The problem
Exactly as they appear, output all of the entries.

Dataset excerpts

--

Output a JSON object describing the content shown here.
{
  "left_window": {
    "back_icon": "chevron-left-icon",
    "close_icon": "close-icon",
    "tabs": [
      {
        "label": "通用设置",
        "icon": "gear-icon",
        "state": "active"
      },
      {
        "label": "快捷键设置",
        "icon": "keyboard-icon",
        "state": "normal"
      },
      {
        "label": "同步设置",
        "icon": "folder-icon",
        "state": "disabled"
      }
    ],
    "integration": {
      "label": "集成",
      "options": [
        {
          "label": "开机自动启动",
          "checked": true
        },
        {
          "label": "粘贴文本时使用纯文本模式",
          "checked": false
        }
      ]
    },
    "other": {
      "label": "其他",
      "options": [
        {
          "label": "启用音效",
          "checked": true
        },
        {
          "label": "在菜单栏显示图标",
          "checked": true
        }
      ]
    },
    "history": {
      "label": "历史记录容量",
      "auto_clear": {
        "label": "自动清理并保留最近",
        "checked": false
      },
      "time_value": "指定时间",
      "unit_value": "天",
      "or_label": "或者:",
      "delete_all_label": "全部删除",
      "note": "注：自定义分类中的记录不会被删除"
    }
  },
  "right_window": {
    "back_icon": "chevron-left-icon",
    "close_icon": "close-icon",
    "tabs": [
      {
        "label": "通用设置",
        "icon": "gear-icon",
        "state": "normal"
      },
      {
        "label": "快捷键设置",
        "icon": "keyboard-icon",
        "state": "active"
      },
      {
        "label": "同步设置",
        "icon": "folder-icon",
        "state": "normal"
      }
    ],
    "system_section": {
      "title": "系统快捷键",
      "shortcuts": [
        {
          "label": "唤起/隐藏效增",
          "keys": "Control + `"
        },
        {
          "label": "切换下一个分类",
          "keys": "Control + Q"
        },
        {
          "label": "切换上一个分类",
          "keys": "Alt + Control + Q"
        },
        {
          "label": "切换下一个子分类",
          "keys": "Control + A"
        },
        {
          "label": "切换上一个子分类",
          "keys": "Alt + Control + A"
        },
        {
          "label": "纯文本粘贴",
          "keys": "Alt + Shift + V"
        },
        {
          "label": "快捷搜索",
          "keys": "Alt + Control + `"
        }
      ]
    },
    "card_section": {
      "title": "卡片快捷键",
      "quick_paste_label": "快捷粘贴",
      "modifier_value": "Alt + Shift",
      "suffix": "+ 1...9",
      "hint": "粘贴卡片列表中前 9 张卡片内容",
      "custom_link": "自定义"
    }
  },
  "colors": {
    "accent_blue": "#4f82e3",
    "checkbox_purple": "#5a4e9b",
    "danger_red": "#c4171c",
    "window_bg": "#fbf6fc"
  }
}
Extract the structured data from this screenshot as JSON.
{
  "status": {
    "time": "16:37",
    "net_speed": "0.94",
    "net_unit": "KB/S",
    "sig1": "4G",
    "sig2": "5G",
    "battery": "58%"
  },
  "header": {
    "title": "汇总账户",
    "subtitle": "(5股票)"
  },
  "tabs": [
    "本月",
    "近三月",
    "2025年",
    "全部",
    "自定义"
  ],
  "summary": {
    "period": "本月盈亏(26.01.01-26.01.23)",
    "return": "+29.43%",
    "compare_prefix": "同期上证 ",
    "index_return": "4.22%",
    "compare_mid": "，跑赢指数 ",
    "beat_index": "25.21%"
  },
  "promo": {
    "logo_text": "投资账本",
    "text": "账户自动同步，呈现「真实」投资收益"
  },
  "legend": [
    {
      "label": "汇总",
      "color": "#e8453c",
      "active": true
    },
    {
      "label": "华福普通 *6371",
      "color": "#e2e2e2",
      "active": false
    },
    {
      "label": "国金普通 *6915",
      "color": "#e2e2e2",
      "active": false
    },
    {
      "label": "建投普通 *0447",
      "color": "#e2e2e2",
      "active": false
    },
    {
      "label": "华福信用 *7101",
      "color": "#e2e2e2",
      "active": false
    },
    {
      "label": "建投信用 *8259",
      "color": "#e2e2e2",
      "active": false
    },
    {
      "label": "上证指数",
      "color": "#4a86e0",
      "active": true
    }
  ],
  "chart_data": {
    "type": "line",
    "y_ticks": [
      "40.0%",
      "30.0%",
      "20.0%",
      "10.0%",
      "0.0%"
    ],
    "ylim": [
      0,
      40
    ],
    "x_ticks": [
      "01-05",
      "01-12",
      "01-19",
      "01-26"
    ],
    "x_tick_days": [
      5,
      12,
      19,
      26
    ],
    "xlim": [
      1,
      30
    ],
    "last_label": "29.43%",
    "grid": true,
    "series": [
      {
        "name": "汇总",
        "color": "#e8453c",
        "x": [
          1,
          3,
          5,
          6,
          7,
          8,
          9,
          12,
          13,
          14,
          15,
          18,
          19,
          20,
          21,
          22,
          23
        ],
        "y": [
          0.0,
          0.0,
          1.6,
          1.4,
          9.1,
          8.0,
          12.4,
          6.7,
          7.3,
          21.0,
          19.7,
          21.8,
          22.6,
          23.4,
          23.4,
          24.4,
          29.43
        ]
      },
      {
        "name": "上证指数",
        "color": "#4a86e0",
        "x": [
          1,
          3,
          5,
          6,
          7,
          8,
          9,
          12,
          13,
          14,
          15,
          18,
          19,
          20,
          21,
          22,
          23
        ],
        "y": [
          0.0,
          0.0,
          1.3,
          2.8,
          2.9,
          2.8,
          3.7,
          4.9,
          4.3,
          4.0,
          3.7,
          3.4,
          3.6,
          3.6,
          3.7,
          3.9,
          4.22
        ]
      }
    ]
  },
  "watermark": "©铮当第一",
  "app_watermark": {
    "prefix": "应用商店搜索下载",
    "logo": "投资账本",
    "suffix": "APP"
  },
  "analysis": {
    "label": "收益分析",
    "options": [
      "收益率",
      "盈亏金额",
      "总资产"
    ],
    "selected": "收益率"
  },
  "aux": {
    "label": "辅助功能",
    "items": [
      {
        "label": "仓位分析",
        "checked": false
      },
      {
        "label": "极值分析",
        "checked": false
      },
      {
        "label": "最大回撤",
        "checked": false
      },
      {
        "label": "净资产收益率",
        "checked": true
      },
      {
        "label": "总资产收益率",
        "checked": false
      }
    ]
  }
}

--

Answer for the task
Output a JSON object describing the content shown here.
{
  "left_window": {
    "back_icon": "chevron-left-icon",
    "close_icon": "close-icon",
    "tabs": [
      {
        "label": "通用设置",
        "icon": "gear-icon",
        "state": "active"
      },
      {
        "label": "快捷键设置",
        "icon": "keyboard-icon",
        "state": "normal"
      },
      {
        "label": "同步设置",
        "icon": "folder-icon",
        "state": "disabled"
      }
    ],
    "integration": {
      "label": "集成",
      "options": [
        {
          "label": "开机自动启动",
          "checked": true
        },
        {
          "label": "粘贴文本时使用纯文本模式",
          "checked": false
        }
      ]
    },
    "other": {
      "label": "其他",
      "options": [
        {
          "label": "启用音效",
          "checked": true
        },
        {
          "label": "在菜单栏显示图标",
          "checked": true
        }
      ]
    },
    "history": {
      "label": "历史记录容量",
      "auto_clear": {
        "label": "自动清理并保留最近",
        "checked": false
      },
      "time_value": "指定时间",
      "unit_value": "天",
      "or_label": "或者:",
      "delete_all_label": "全部删除",
      "note": "注：自定义分类中的记录不会被删除"
    }
  },
  "right_window": {
    "back_icon": "chevron-left-icon",
    "close_icon": "close-icon",
    "tabs": [
      {
        "label": "通用设置",
        "icon": "gear-icon",
        "state": "normal"
      },
      {
        "label": "快捷键设置",
        "icon": "keyboard-icon",
        "state": "active"
      },
      {
        "label": "同步设置",
        "icon": "folder-icon",
        "state": "normal"
      }
    ],
    "system_section": {
      "title": "系统快捷键",
      "shortcuts": [
        {
          "label": "唤起/隐藏效增",
          "keys": "Control + `"
        },
        {
          "label": "切换下一个分类",
          "keys": "Control + Q"
        },
        {
          "label": "切换上一个分类",
          "keys": "Alt + Control + Q"
        },
        {
          "label": "切换下一个子分类",
          "keys": "Control + A"
        },
        {
          "label": "切换上一个子分类",
          "keys": "Alt + Control + A"
        },
        {
          "label": "纯文本粘贴",
          "keys": "Alt + Shift + V"
        },
        {
          "label": "快捷搜索",
          "keys": "Alt + Control + `"
        }
      ]
    },
    "card_section": {
      "title": "卡片快捷键",
      "quick_paste_label": "快捷粘贴",
      "modifier_value": "Alt + Shift",
      "suffix": "+ 1...9",
      "hint": "粘贴卡片列表中前 9 张卡片内容",
      "custom_link": "自定义"
    }
  },
  "colors": {
    "accent_blue": "#4f82e3",
    "checkbox_purple": "#5a4e9b",
    "danger_red": "#c4171c",
    "window_bg": "#fbf6fc"
  }
}
Extract the structured data from this screenshot as JSON.
{
  "status": {
    "time": "16:37",
    "net_speed": "0.94",
    "net_unit": "KB/S",
    "sig1": "4G",
    "sig2": "5G",
    "battery": "58%"
  },
  "header": {
    "title": "汇总账户",
    "subtitle": "(5股票)"
  },
  "tabs": [
    "本月",
    "近三月",
    "2025年",
    "全部",
    "自定义"
  ],
  "summary": {
    "period": "本月盈亏(26.01.01-26.01.23)",
    "return": "+29.43%",
    "compare_prefix": "同期上证 ",
    "index_return": "4.22%",
    "compare_mid": "，跑赢指数 ",
    "beat_index": "25.21%"
  },
  "promo": {
    "logo_text": "投资账本",
    "text": "账户自动同步，呈现「真实」投资收益"
  },
  "legend": [
    {
      "label": "汇总",
      "color": "#e8453c",
      "active": true
    },
    {
      "label": "华福普通 *6371",
      "color": "#e2e2e2",
      "active": false
    },
    {
      "label": "国金普通 *6915",
      "color": "#e2e2e2",
      "active": false
    },
    {
      "label": "建投普通 *0447",
      "color": "#e2e2e2",
      "active": false
    },
    {
      "label": "华福信用 *7101",
      "color": "#e2e2e2",
      "active": false
    },
    {
      "label": "建投信用 *8259",
      "color": "#e2e2e2",
      "active": false
    },
    {
      "label": "上证指数",
      "color": "#4a86e0",
      "active": true
    }
  ],
  "chart_data": {
    "type": "line",
    "y_ticks": [
      "40.0%",
      "30.0%",
      "20.0%",
      "10.0%",
      "0.0%"
    ],
    "ylim": [
      0,
      40
    ],
    "x_ticks": [
      "01-05",
      "01-12",
      "01-19",
      "01-26"
    ],
    "x_tick_days": [
      5,
      12,
      19,
      26
    ],
    "xlim": [
      1,
      30
    ],
    "last_label": "29.43%",
    "grid": true,
    "series": [
      {
        "name": "汇总",
        "color": "#e8453c",
        "x": [
          1,
          3,
          5,
          6,
          7,
          8,
          9,
          12,
          13,
          14,
          15,
          18,
          19,
          20,
          21,
          22,
          23
        ],
        "y": [
          0.0,
          0.0,
          1.6,
          1.4,
          9.1,
          8.0,
          12.4,
          6.7,
          7.3,
          21.0,
          19.7,
          21.8,
          22.6,
          23.4,
          23.4,
          24.4,
          29.43
        ]
      },
      {
        "name": "上证指数",
        "color": "#4a86e0",
        "x": [
          1,
          3,
          5,
          6,
          7,
          8,
          9,
          12,
          13,
          14,
          15,
          18,
          19,
          20,
          21,
          22,
          23
        ],
        "y": [
          0.0,
          0.0,
          1.3,
          2.8,
          2.9,
          2.8,
          3.7,
          4.9,
          4.3,
          4.0,
          3.7,
          3.4,
          3.6,
          3.6,
          3.7,
          3.9,
          4.22
        ]
      }
    ]
  },
  "watermark": "©铮当第一",
  "app_watermark": {
    "prefix": "应用商店搜索下载",
    "logo": "投资账本",
    "suffix": "APP"
  },
  "analysis": {
    "label": "收益分析",
    "options": [
      "收益率",
      "盈亏金额",
      "总资产"
    ],
    "selected": "收益率"
  },
  "aux": {
    "label": "辅助功能",
    "items": [
      {
        "label": "仓位分析",
        "checked": false
      },
      {
        "label": "极值分析",
        "checked": false
      },
      {
        "label": "最大回撤",
        "checked": false
      },
      {
        "label": "净资产收益率",
        "checked": true
      },
      {
        "label": "总资产收益率",
        "checked": false
      }
    ]
  }
}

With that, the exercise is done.